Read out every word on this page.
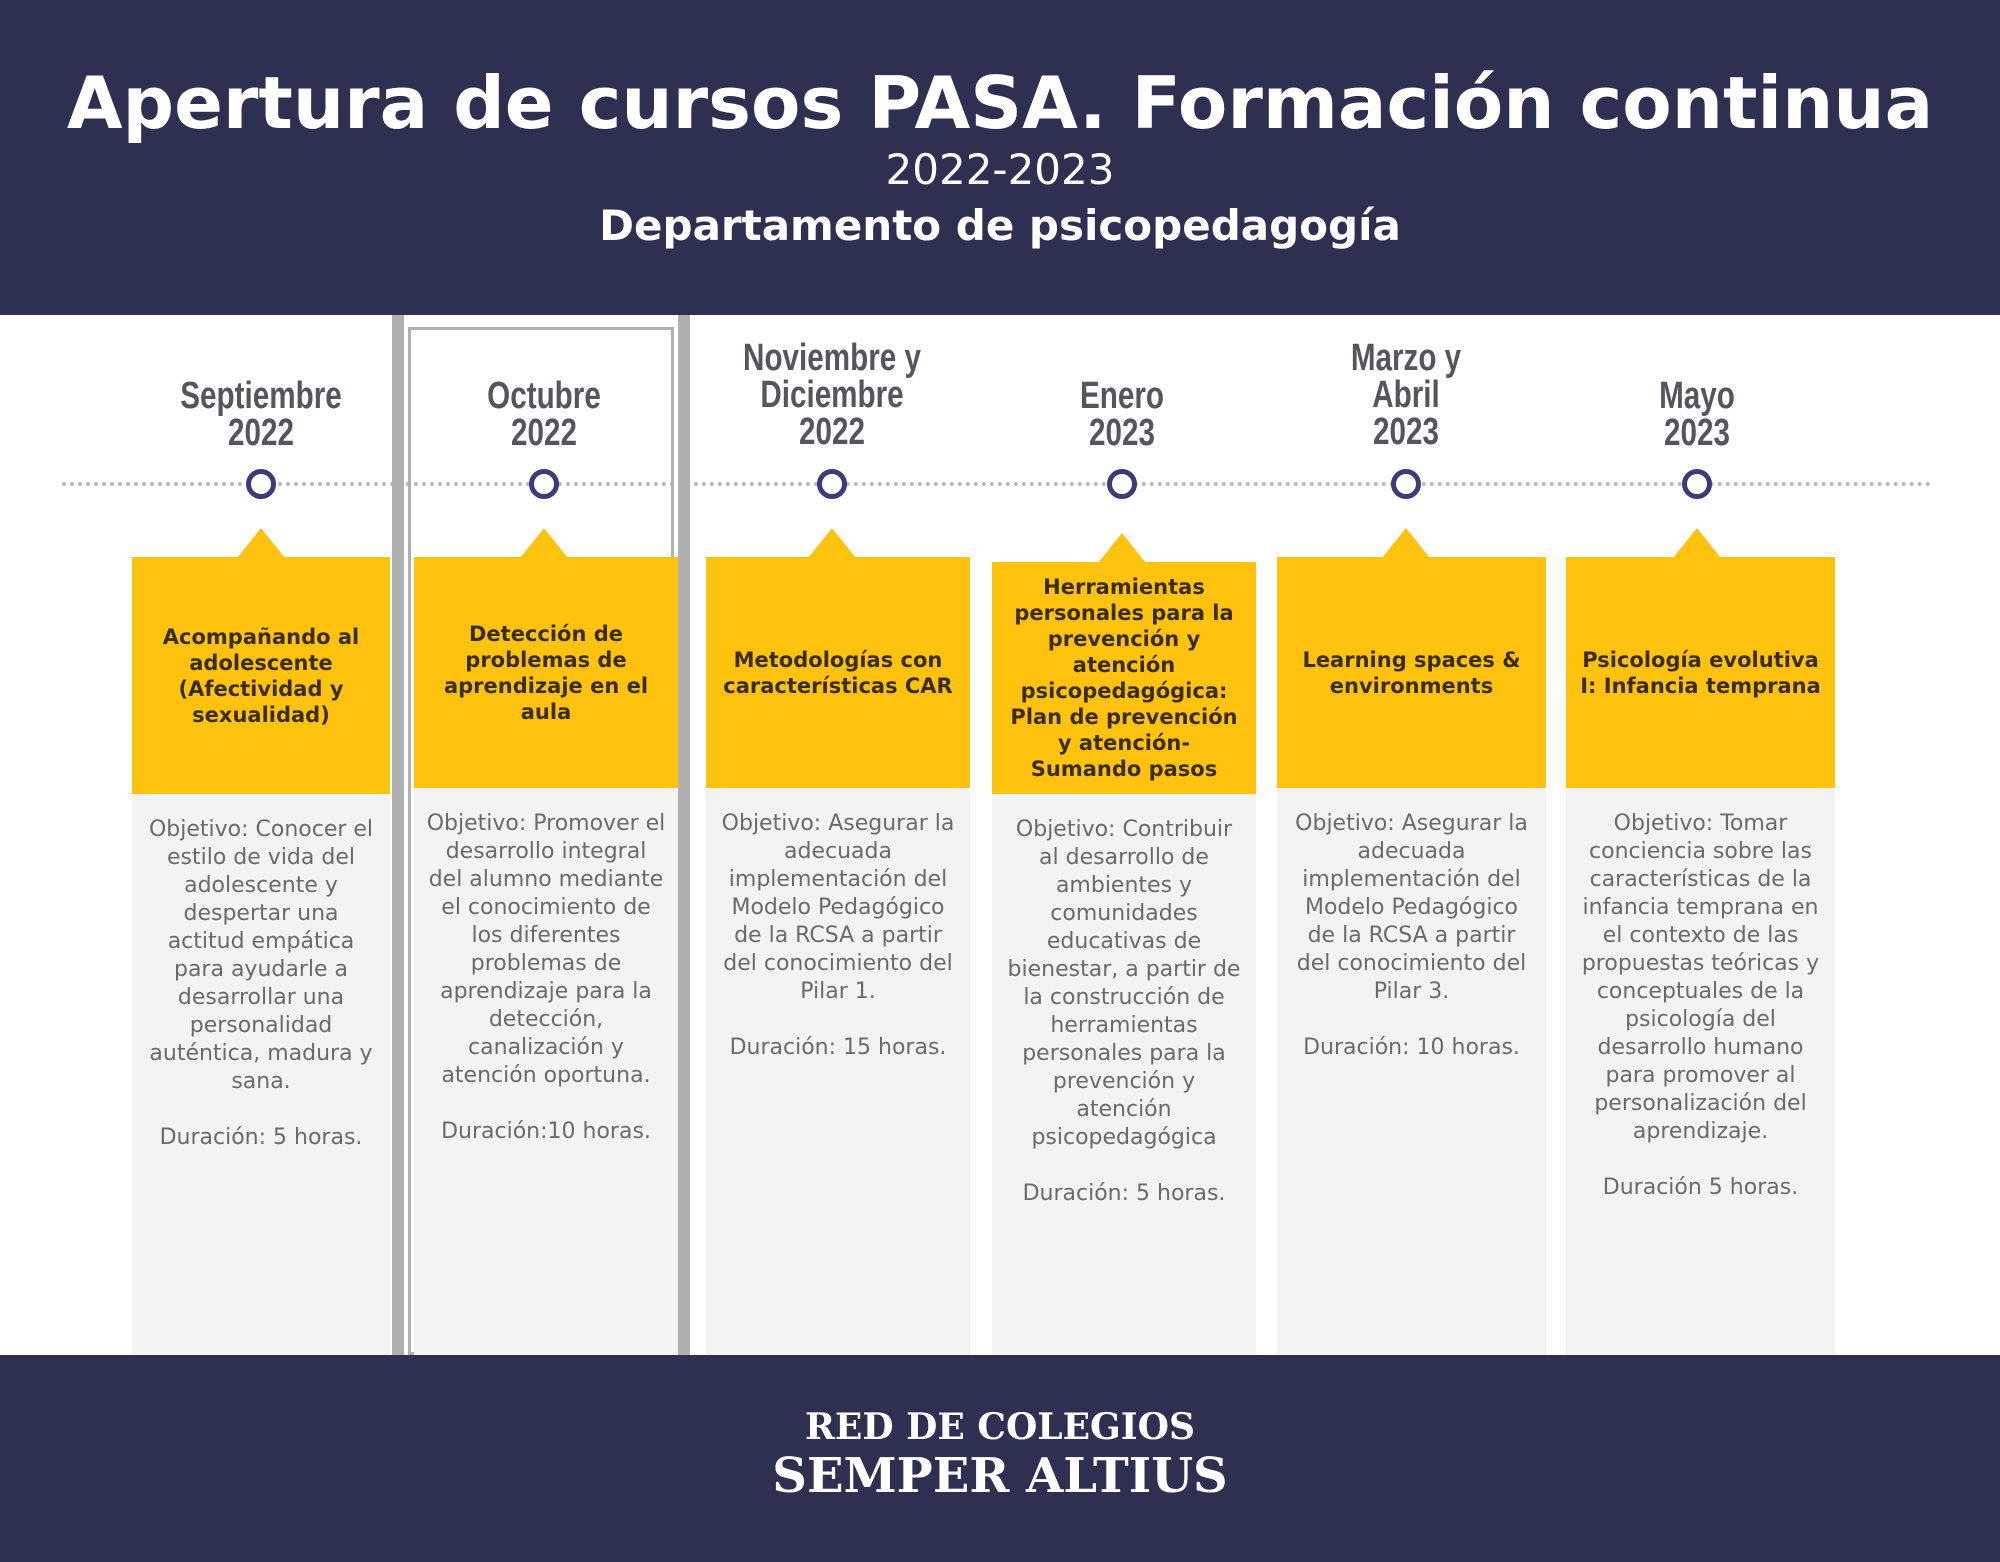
Apertura de cursos PASA. Formación continua
2022-2023
Departamento de psicopedagogía
Septiembre
2022
Acompañando al adolescente (Afectividad y sexualidad)
Objetivo: Conocer el estilo de vida del adolescente y despertar una actitud empática para ayudarle a desarrollar una personalidad auténtica, madura y sana.
Duración: 5 horas.
Octubre
2022
Detección de problemas de aprendizaje en el aula
Objetivo: Promover el desarrollo integral del alumno mediante el conocimiento de los diferentes problemas de aprendizaje para la detección, canalización y atención oportuna.
Duración:10 horas.
Noviembre y
Diciembre
2022
Metodologías con características CAR
Objetivo: Asegurar la adecuada implementación del Modelo Pedagógico de la RCSA a partir del conocimiento del Pilar 1.
Duración: 15 horas.
Enero
2023
Herramientas personales para la prevención y atención psicopedagógica: Plan de prevención y atención- Sumando pasos
Objetivo: Contribuir al desarrollo de ambientes y comunidades educativas de bienestar, a partir de la construcción de herramientas personales para la prevención y atención psicopedagógica
Duración: 5 horas.
Marzo y
Abril
2023
Learning spaces & environments
Objetivo: Asegurar la adecuada implementación del Modelo Pedagógico de la RCSA a partir del conocimiento del Pilar 3.
Duración: 10 horas.
Mayo
2023
Psicología evolutiva I: Infancia temprana
Objetivo: Tomar conciencia sobre las características de la infancia temprana en el contexto de las propuestas teóricas y conceptuales de la psicología del desarrollo humano para promover al personalización del aprendizaje.
Duración 5 horas.
RED DE COLEGIOS
SEMPER ALTIUS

+++

What is asked:
Search the data above for the word "prevención", then gather each line in which it appears.

The result:
Herramientas personales para la prevención y atención psicopedagógica: Plan de prevención y atención- Sumando pasos
Objetivo: Contribuir al desarrollo de ambientes y comunidades educativas de bienestar, a partir de la construcción de herramientas personales para la prevención y atención psicopedagógica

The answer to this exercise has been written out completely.